-- DATA LISTING start --

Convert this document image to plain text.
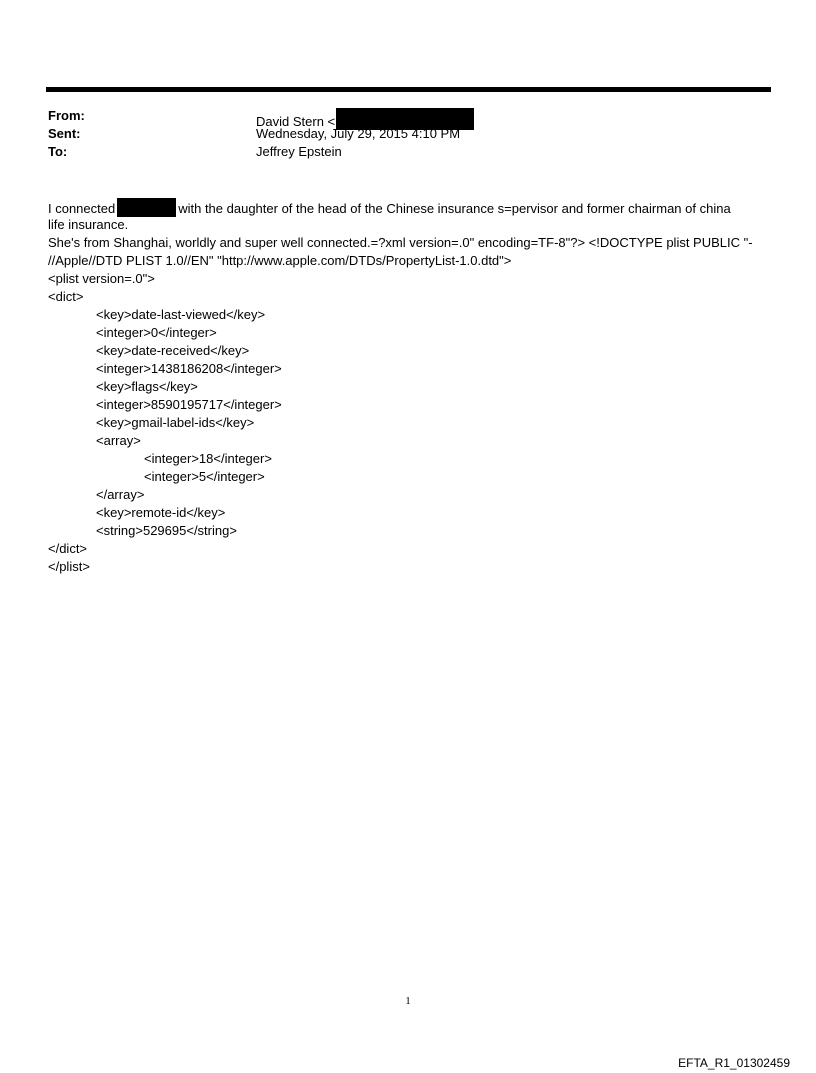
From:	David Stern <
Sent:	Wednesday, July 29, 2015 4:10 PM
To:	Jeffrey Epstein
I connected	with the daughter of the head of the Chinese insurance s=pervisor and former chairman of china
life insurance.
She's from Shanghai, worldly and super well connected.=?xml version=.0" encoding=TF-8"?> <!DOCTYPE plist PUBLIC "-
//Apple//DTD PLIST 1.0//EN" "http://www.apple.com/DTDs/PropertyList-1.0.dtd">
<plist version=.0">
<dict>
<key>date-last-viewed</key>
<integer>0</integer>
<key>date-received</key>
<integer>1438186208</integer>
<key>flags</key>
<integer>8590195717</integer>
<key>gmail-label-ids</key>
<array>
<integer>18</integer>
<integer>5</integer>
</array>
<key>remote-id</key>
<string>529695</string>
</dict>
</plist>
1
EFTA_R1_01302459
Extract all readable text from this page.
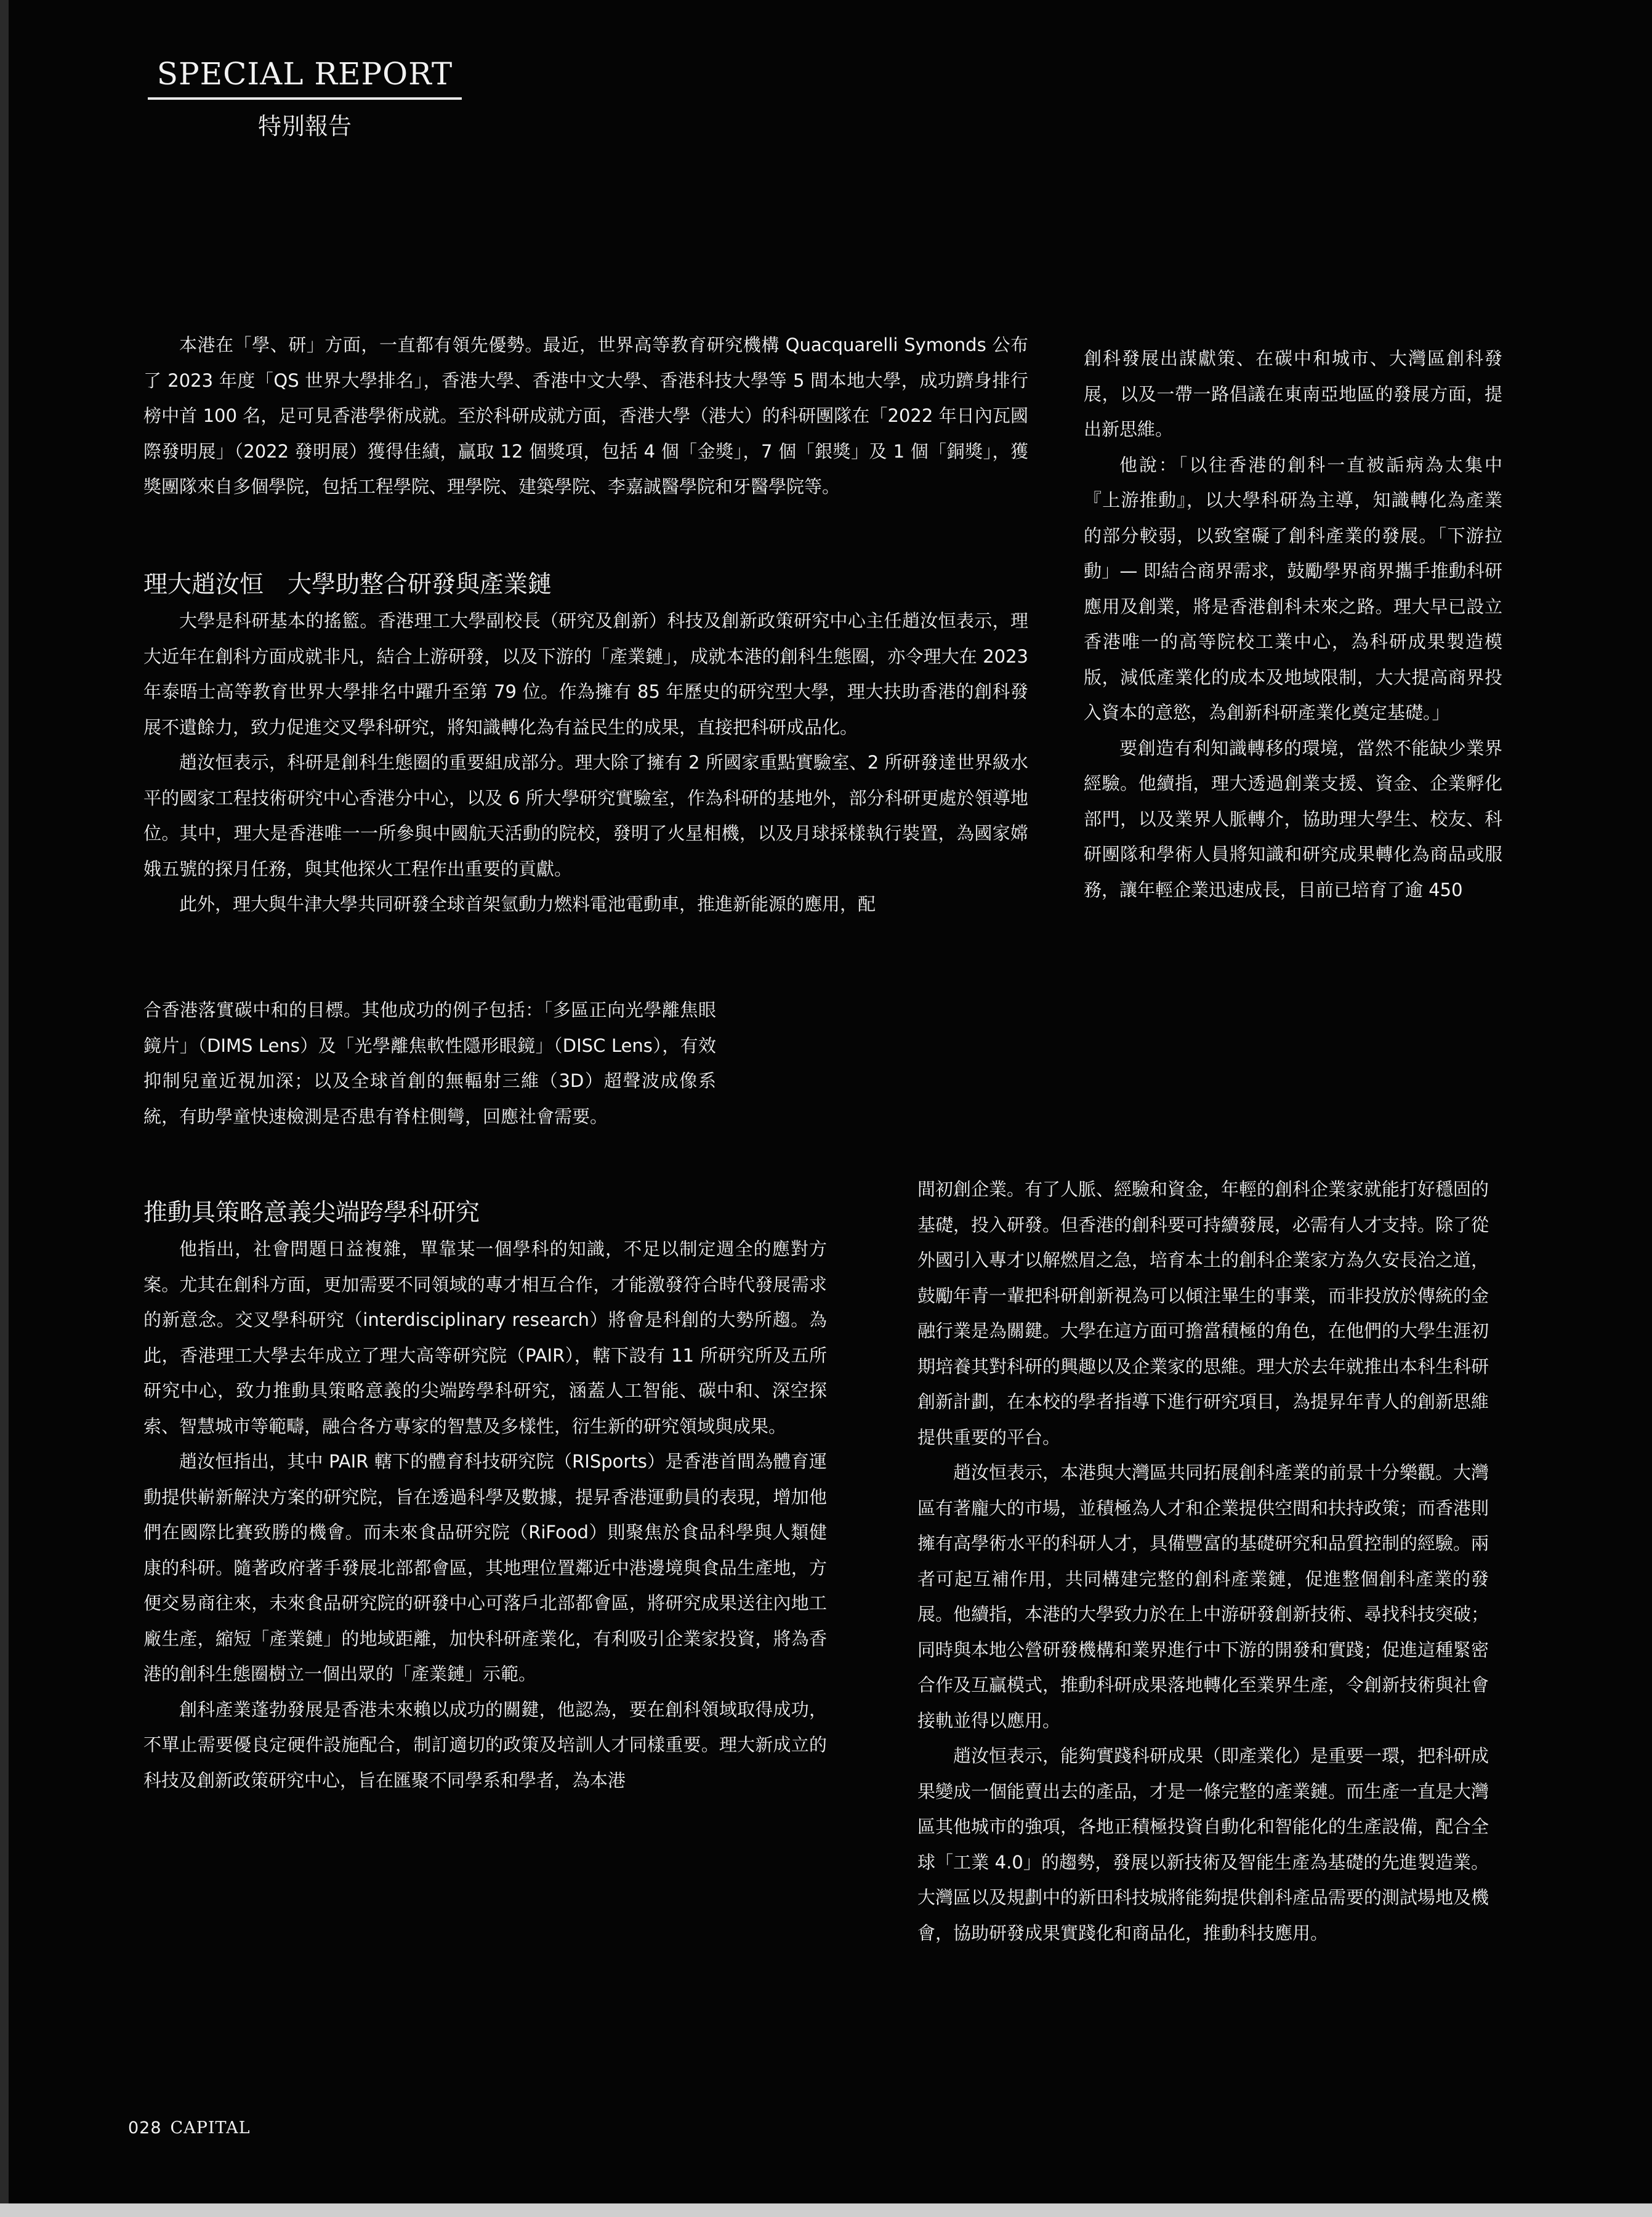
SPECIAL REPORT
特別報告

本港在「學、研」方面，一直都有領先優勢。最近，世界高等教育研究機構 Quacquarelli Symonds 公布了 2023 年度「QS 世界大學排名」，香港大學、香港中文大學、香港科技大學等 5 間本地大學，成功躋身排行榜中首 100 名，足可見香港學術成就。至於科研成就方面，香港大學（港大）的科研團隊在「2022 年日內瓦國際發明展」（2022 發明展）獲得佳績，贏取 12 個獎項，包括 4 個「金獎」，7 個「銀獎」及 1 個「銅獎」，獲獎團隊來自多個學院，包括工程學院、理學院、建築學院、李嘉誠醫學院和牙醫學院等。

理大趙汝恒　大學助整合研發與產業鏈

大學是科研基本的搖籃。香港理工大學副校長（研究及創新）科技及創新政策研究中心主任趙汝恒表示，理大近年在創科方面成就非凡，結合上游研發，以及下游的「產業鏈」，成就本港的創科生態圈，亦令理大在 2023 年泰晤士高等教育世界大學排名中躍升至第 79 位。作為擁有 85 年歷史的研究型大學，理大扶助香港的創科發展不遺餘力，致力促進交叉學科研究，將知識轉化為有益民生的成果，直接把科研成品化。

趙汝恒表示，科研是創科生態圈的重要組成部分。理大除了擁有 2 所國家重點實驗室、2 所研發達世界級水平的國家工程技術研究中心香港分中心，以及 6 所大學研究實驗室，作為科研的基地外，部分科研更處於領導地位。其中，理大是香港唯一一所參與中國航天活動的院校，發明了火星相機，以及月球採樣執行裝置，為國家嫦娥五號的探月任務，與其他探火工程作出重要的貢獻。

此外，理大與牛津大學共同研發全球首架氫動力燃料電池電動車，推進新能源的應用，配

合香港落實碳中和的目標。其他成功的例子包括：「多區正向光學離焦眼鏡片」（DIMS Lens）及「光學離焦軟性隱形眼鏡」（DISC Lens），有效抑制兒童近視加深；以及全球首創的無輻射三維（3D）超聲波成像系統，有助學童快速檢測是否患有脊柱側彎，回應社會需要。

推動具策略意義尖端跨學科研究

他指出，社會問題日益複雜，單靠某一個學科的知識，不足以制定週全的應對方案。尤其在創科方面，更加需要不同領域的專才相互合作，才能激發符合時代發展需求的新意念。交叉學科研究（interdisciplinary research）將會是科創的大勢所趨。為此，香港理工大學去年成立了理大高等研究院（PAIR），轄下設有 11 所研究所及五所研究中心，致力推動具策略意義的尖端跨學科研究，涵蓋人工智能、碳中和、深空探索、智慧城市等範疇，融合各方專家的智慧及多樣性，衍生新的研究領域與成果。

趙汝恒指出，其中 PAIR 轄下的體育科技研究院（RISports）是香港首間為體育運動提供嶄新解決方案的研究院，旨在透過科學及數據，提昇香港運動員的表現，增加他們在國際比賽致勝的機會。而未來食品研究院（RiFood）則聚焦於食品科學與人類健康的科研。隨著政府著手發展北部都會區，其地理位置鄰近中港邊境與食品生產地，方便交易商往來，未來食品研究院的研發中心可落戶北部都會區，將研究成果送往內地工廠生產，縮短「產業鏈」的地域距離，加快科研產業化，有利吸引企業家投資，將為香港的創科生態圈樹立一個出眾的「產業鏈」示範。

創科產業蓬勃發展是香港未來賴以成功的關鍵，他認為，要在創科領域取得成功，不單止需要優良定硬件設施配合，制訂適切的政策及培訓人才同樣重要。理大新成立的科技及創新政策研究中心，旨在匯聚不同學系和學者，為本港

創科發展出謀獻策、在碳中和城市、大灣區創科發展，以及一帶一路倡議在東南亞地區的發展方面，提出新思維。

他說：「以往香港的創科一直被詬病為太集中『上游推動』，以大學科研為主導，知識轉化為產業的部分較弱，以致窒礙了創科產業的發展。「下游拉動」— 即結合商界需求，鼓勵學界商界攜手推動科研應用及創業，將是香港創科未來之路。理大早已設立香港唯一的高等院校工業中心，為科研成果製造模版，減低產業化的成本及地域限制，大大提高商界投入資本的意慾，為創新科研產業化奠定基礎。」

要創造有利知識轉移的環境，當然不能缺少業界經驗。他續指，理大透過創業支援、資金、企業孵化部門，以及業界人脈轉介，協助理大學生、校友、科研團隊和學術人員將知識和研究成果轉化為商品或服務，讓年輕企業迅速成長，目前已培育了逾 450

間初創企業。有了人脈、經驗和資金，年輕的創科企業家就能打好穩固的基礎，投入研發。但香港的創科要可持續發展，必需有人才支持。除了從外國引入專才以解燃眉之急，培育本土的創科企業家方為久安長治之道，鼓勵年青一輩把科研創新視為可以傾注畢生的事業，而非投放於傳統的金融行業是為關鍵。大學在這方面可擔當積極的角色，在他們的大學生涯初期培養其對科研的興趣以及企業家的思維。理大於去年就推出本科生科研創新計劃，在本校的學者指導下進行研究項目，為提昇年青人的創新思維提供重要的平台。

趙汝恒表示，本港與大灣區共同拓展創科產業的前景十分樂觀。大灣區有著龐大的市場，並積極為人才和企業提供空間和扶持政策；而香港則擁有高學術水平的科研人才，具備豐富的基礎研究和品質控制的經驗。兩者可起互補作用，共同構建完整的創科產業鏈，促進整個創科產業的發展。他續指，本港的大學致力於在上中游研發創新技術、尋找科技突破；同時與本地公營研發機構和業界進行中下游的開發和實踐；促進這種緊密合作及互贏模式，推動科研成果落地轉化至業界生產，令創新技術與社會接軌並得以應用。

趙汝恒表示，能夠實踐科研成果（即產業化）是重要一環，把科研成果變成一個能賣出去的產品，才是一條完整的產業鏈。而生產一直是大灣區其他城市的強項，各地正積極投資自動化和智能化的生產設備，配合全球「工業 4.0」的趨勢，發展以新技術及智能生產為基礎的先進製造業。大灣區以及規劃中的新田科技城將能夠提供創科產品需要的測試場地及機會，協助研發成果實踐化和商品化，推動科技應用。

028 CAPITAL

-- DATA LISTING end --

REQUIREMENT:
Leave out the pictures and output the rest of the material exactly as written.

SOLUTION FOR THIS PROBLEM:
Convert this document image to plain text.
From:	David Stern <
Sent:	Wednesday, July 29, 2015 4:10 PM
To:	Jeffrey Epstein
I connected	with the daughter of the head of the Chinese insurance s=pervisor and former chairman of china
life insurance.
She's from Shanghai, worldly and super well connected.=?xml version=.0" encoding=TF-8"?> <!DOCTYPE plist PUBLIC "-
//Apple//DTD PLIST 1.0//EN" "http://www.apple.com/DTDs/PropertyList-1.0.dtd">
<plist version=.0">
<dict>
<key>date-last-viewed</key>
<integer>0</integer>
<key>date-received</key>
<integer>1438186208</integer>
<key>flags</key>
<integer>8590195717</integer>
<key>gmail-label-ids</key>
<array>
<integer>18</integer>
<integer>5</integer>
</array>
<key>remote-id</key>
<string>529695</string>
</dict>
</plist>
1
EFTA_R1_01302459
Extract all readable text from this page.
SPECIAL REPORT
特別報告

本港在「學、研」方面，一直都有領先優勢。最近，世界高等教育研究機構 Quacquarelli Symonds 公布了 2023 年度「QS 世界大學排名」，香港大學、香港中文大學、香港科技大學等 5 間本地大學，成功躋身排行榜中首 100 名，足可見香港學術成就。至於科研成就方面，香港大學（港大）的科研團隊在「2022 年日內瓦國際發明展」（2022 發明展）獲得佳績，贏取 12 個獎項，包括 4 個「金獎」，7 個「銀獎」及 1 個「銅獎」，獲獎團隊來自多個學院，包括工程學院、理學院、建築學院、李嘉誠醫學院和牙醫學院等。

理大趙汝恒　大學助整合研發與產業鏈

大學是科研基本的搖籃。香港理工大學副校長（研究及創新）科技及創新政策研究中心主任趙汝恒表示，理大近年在創科方面成就非凡，結合上游研發，以及下游的「產業鏈」，成就本港的創科生態圈，亦令理大在 2023 年泰晤士高等教育世界大學排名中躍升至第 79 位。作為擁有 85 年歷史的研究型大學，理大扶助香港的創科發展不遺餘力，致力促進交叉學科研究，將知識轉化為有益民生的成果，直接把科研成品化。

趙汝恒表示，科研是創科生態圈的重要組成部分。理大除了擁有 2 所國家重點實驗室、2 所研發達世界級水平的國家工程技術研究中心香港分中心，以及 6 所大學研究實驗室，作為科研的基地外，部分科研更處於領導地位。其中，理大是香港唯一一所參與中國航天活動的院校，發明了火星相機，以及月球採樣執行裝置，為國家嫦娥五號的探月任務，與其他探火工程作出重要的貢獻。

此外，理大與牛津大學共同研發全球首架氫動力燃料電池電動車，推進新能源的應用，配

合香港落實碳中和的目標。其他成功的例子包括：「多區正向光學離焦眼鏡片」（DIMS Lens）及「光學離焦軟性隱形眼鏡」（DISC Lens），有效抑制兒童近視加深；以及全球首創的無輻射三維（3D）超聲波成像系統，有助學童快速檢測是否患有脊柱側彎，回應社會需要。

推動具策略意義尖端跨學科研究

他指出，社會問題日益複雜，單靠某一個學科的知識，不足以制定週全的應對方案。尤其在創科方面，更加需要不同領域的專才相互合作，才能激發符合時代發展需求的新意念。交叉學科研究（interdisciplinary research）將會是科創的大勢所趨。為此，香港理工大學去年成立了理大高等研究院（PAIR），轄下設有 11 所研究所及五所研究中心，致力推動具策略意義的尖端跨學科研究，涵蓋人工智能、碳中和、深空探索、智慧城市等範疇，融合各方專家的智慧及多樣性，衍生新的研究領域與成果。

趙汝恒指出，其中 PAIR 轄下的體育科技研究院（RISports）是香港首間為體育運動提供嶄新解決方案的研究院，旨在透過科學及數據，提昇香港運動員的表現，增加他們在國際比賽致勝的機會。而未來食品研究院（RiFood）則聚焦於食品科學與人類健康的科研。隨著政府著手發展北部都會區，其地理位置鄰近中港邊境與食品生產地，方便交易商往來，未來食品研究院的研發中心可落戶北部都會區，將研究成果送往內地工廠生產，縮短「產業鏈」的地域距離，加快科研產業化，有利吸引企業家投資，將為香港的創科生態圈樹立一個出眾的「產業鏈」示範。

創科產業蓬勃發展是香港未來賴以成功的關鍵，他認為，要在創科領域取得成功，不單止需要優良定硬件設施配合，制訂適切的政策及培訓人才同樣重要。理大新成立的科技及創新政策研究中心，旨在匯聚不同學系和學者，為本港

創科發展出謀獻策、在碳中和城市、大灣區創科發展，以及一帶一路倡議在東南亞地區的發展方面，提出新思維。

他說：「以往香港的創科一直被詬病為太集中『上游推動』，以大學科研為主導，知識轉化為產業的部分較弱，以致窒礙了創科產業的發展。「下游拉動」— 即結合商界需求，鼓勵學界商界攜手推動科研應用及創業，將是香港創科未來之路。理大早已設立香港唯一的高等院校工業中心，為科研成果製造模版，減低產業化的成本及地域限制，大大提高商界投入資本的意慾，為創新科研產業化奠定基礎。」

要創造有利知識轉移的環境，當然不能缺少業界經驗。他續指，理大透過創業支援、資金、企業孵化部門，以及業界人脈轉介，協助理大學生、校友、科研團隊和學術人員將知識和研究成果轉化為商品或服務，讓年輕企業迅速成長，目前已培育了逾 450

間初創企業。有了人脈、經驗和資金，年輕的創科企業家就能打好穩固的基礎，投入研發。但香港的創科要可持續發展，必需有人才支持。除了從外國引入專才以解燃眉之急，培育本土的創科企業家方為久安長治之道，鼓勵年青一輩把科研創新視為可以傾注畢生的事業，而非投放於傳統的金融行業是為關鍵。大學在這方面可擔當積極的角色，在他們的大學生涯初期培養其對科研的興趣以及企業家的思維。理大於去年就推出本科生科研創新計劃，在本校的學者指導下進行研究項目，為提昇年青人的創新思維提供重要的平台。

趙汝恒表示，本港與大灣區共同拓展創科產業的前景十分樂觀。大灣區有著龐大的市場，並積極為人才和企業提供空間和扶持政策；而香港則擁有高學術水平的科研人才，具備豐富的基礎研究和品質控制的經驗。兩者可起互補作用，共同構建完整的創科產業鏈，促進整個創科產業的發展。他續指，本港的大學致力於在上中游研發創新技術、尋找科技突破；同時與本地公營研發機構和業界進行中下游的開發和實踐；促進這種緊密合作及互贏模式，推動科研成果落地轉化至業界生產，令創新技術與社會接軌並得以應用。

趙汝恒表示，能夠實踐科研成果（即產業化）是重要一環，把科研成果變成一個能賣出去的產品，才是一條完整的產業鏈。而生產一直是大灣區其他城市的強項，各地正積極投資自動化和智能化的生產設備，配合全球「工業 4.0」的趨勢，發展以新技術及智能生產為基礎的先進製造業。大灣區以及規劃中的新田科技城將能夠提供創科產品需要的測試場地及機會，協助研發成果實踐化和商品化，推動科技應用。

028 CAPITAL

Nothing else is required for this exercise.